Exercise objective
Please transcribe the data that follows without the pictures, keeping every word the same.
■ ■ ■ ■ ■
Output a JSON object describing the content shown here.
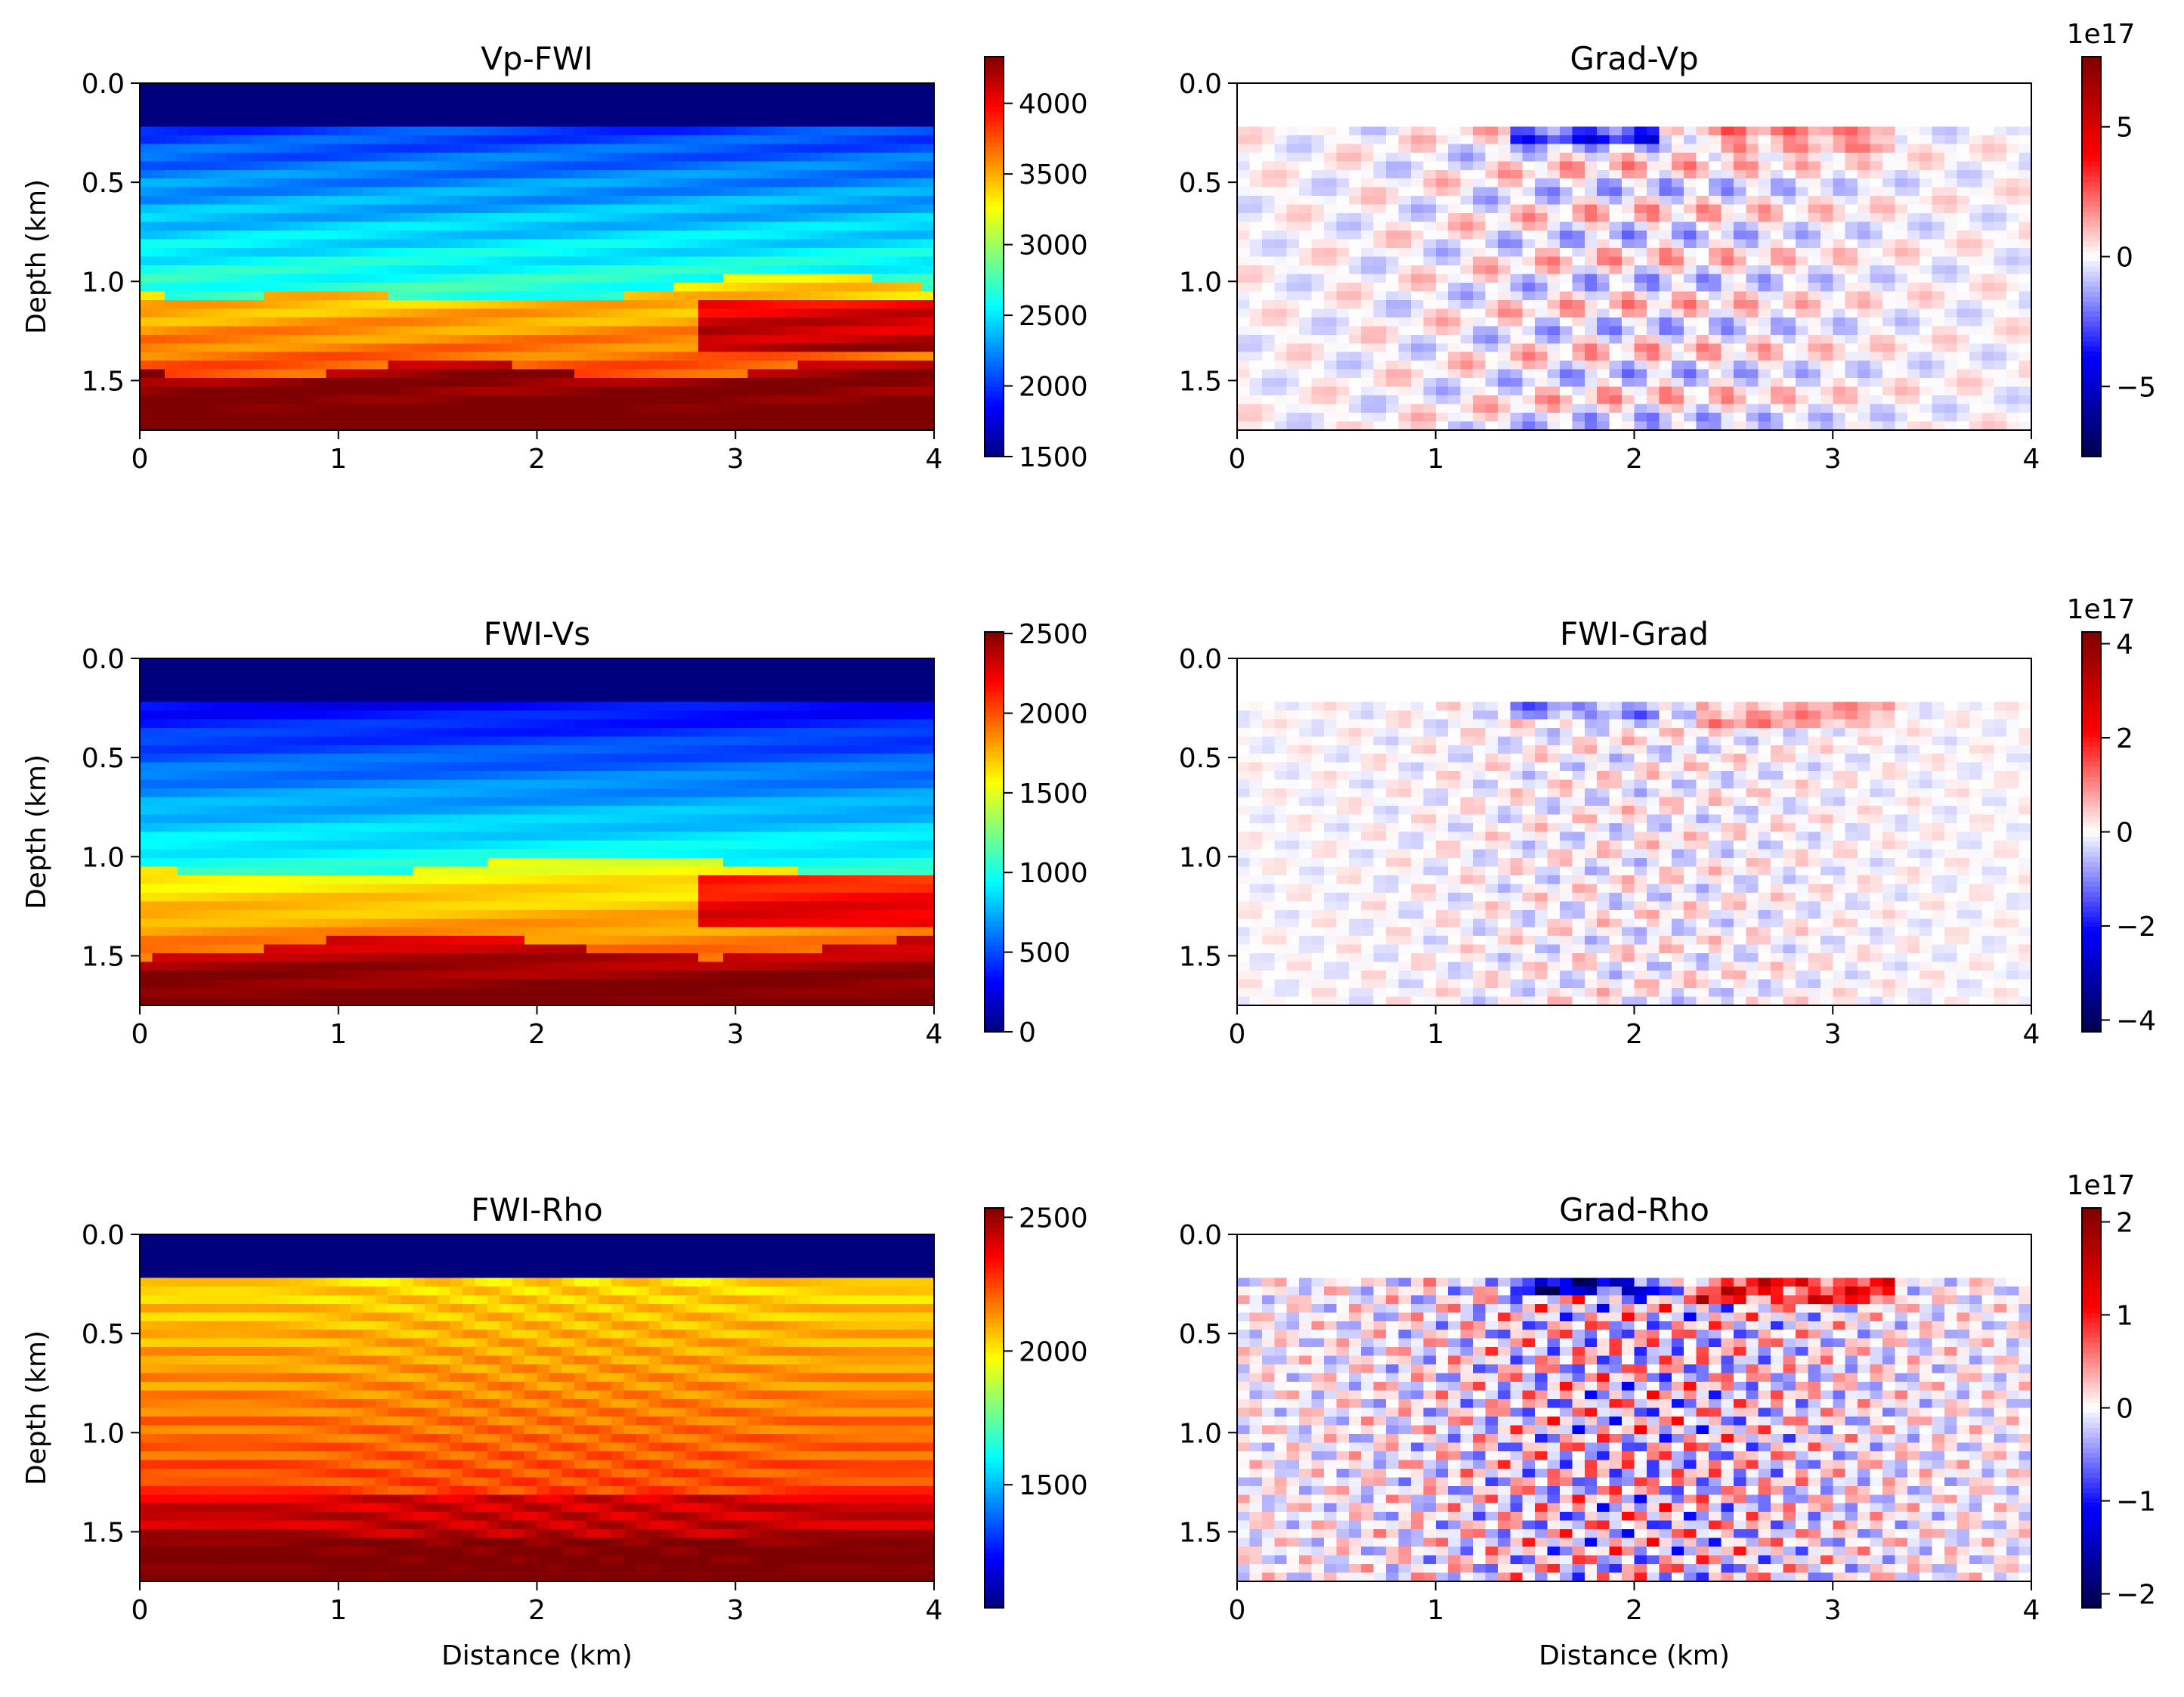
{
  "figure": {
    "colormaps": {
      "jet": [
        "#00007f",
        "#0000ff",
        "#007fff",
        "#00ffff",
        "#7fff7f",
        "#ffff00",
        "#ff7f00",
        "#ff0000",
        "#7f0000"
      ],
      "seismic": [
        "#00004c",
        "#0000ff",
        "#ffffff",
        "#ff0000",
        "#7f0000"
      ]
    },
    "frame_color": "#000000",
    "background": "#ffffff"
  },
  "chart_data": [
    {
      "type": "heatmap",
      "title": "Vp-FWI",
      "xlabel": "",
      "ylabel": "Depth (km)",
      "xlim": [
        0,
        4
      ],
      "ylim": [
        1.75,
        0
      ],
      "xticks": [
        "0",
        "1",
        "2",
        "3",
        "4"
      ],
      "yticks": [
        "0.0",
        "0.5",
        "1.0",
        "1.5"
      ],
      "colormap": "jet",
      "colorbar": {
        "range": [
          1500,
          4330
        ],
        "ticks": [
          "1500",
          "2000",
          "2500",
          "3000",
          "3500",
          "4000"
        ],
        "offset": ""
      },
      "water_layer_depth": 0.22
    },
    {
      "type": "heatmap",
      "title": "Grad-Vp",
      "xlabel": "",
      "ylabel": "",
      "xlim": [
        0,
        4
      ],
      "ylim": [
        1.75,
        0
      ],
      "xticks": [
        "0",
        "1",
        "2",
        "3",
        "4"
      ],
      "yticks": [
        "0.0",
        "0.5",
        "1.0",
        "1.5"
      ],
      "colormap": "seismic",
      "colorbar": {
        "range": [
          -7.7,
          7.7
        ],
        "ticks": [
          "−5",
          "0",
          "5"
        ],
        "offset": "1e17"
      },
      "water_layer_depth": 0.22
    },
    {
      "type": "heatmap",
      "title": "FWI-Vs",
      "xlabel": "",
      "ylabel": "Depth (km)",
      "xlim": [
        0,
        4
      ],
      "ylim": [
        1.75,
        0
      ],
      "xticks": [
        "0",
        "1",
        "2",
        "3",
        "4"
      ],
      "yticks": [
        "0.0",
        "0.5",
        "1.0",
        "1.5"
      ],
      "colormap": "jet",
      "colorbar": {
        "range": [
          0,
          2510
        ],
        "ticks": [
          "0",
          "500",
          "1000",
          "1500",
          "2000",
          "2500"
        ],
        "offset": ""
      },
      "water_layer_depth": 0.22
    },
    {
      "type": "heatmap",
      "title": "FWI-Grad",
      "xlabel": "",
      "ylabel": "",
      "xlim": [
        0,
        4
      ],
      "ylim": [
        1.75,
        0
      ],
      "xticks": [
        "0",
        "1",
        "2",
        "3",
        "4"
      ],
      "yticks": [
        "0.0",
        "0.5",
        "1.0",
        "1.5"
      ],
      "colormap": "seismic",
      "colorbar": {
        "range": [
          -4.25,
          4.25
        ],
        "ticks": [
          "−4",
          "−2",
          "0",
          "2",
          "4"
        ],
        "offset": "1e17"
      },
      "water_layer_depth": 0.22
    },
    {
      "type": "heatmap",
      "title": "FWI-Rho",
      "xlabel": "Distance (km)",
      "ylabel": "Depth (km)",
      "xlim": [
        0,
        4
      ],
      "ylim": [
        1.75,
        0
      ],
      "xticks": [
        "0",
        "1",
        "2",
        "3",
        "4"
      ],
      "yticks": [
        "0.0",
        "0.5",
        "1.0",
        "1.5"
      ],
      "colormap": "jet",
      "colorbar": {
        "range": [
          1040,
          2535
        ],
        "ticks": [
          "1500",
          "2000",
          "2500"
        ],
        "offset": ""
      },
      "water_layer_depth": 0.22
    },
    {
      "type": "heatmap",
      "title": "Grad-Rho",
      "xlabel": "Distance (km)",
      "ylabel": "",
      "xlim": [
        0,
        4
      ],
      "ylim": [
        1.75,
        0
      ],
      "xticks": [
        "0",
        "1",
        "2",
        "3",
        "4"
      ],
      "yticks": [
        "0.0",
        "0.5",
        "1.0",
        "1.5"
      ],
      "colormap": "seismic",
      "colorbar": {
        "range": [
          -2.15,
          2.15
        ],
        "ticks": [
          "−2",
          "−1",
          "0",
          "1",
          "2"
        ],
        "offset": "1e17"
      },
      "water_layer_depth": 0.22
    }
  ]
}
■ ■ ■ ■ ■
Expected answer
Output a JSON object describing the content shown here.
{
  "figure": {
    "colormaps": {
      "jet": [
        "#00007f",
        "#0000ff",
        "#007fff",
        "#00ffff",
        "#7fff7f",
        "#ffff00",
        "#ff7f00",
        "#ff0000",
        "#7f0000"
      ],
      "seismic": [
        "#00004c",
        "#0000ff",
        "#ffffff",
        "#ff0000",
        "#7f0000"
      ]
    },
    "frame_color": "#000000",
    "background": "#ffffff"
  },
  "chart_data": [
    {
      "type": "heatmap",
      "title": "Vp-FWI",
      "xlabel": "",
      "ylabel": "Depth (km)",
      "xlim": [
        0,
        4
      ],
      "ylim": [
        1.75,
        0
      ],
      "xticks": [
        "0",
        "1",
        "2",
        "3",
        "4"
      ],
      "yticks": [
        "0.0",
        "0.5",
        "1.0",
        "1.5"
      ],
      "colormap": "jet",
      "colorbar": {
        "range": [
          1500,
          4330
        ],
        "ticks": [
          "1500",
          "2000",
          "2500",
          "3000",
          "3500",
          "4000"
        ],
        "offset": ""
      },
      "water_layer_depth": 0.22
    },
    {
      "type": "heatmap",
      "title": "Grad-Vp",
      "xlabel": "",
      "ylabel": "",
      "xlim": [
        0,
        4
      ],
      "ylim": [
        1.75,
        0
      ],
      "xticks": [
        "0",
        "1",
        "2",
        "3",
        "4"
      ],
      "yticks": [
        "0.0",
        "0.5",
        "1.0",
        "1.5"
      ],
      "colormap": "seismic",
      "colorbar": {
        "range": [
          -7.7,
          7.7
        ],
        "ticks": [
          "−5",
          "0",
          "5"
        ],
        "offset": "1e17"
      },
      "water_layer_depth": 0.22
    },
    {
      "type": "heatmap",
      "title": "FWI-Vs",
      "xlabel": "",
      "ylabel": "Depth (km)",
      "xlim": [
        0,
        4
      ],
      "ylim": [
        1.75,
        0
      ],
      "xticks": [
        "0",
        "1",
        "2",
        "3",
        "4"
      ],
      "yticks": [
        "0.0",
        "0.5",
        "1.0",
        "1.5"
      ],
      "colormap": "jet",
      "colorbar": {
        "range": [
          0,
          2510
        ],
        "ticks": [
          "0",
          "500",
          "1000",
          "1500",
          "2000",
          "2500"
        ],
        "offset": ""
      },
      "water_layer_depth": 0.22
    },
    {
      "type": "heatmap",
      "title": "FWI-Grad",
      "xlabel": "",
      "ylabel": "",
      "xlim": [
        0,
        4
      ],
      "ylim": [
        1.75,
        0
      ],
      "xticks": [
        "0",
        "1",
        "2",
        "3",
        "4"
      ],
      "yticks": [
        "0.0",
        "0.5",
        "1.0",
        "1.5"
      ],
      "colormap": "seismic",
      "colorbar": {
        "range": [
          -4.25,
          4.25
        ],
        "ticks": [
          "−4",
          "−2",
          "0",
          "2",
          "4"
        ],
        "offset": "1e17"
      },
      "water_layer_depth": 0.22
    },
    {
      "type": "heatmap",
      "title": "FWI-Rho",
      "xlabel": "Distance (km)",
      "ylabel": "Depth (km)",
      "xlim": [
        0,
        4
      ],
      "ylim": [
        1.75,
        0
      ],
      "xticks": [
        "0",
        "1",
        "2",
        "3",
        "4"
      ],
      "yticks": [
        "0.0",
        "0.5",
        "1.0",
        "1.5"
      ],
      "colormap": "jet",
      "colorbar": {
        "range": [
          1040,
          2535
        ],
        "ticks": [
          "1500",
          "2000",
          "2500"
        ],
        "offset": ""
      },
      "water_layer_depth": 0.22
    },
    {
      "type": "heatmap",
      "title": "Grad-Rho",
      "xlabel": "Distance (km)",
      "ylabel": "",
      "xlim": [
        0,
        4
      ],
      "ylim": [
        1.75,
        0
      ],
      "xticks": [
        "0",
        "1",
        "2",
        "3",
        "4"
      ],
      "yticks": [
        "0.0",
        "0.5",
        "1.0",
        "1.5"
      ],
      "colormap": "seismic",
      "colorbar": {
        "range": [
          -2.15,
          2.15
        ],
        "ticks": [
          "−2",
          "−1",
          "0",
          "1",
          "2"
        ],
        "offset": "1e17"
      },
      "water_layer_depth": 0.22
    }
  ]
}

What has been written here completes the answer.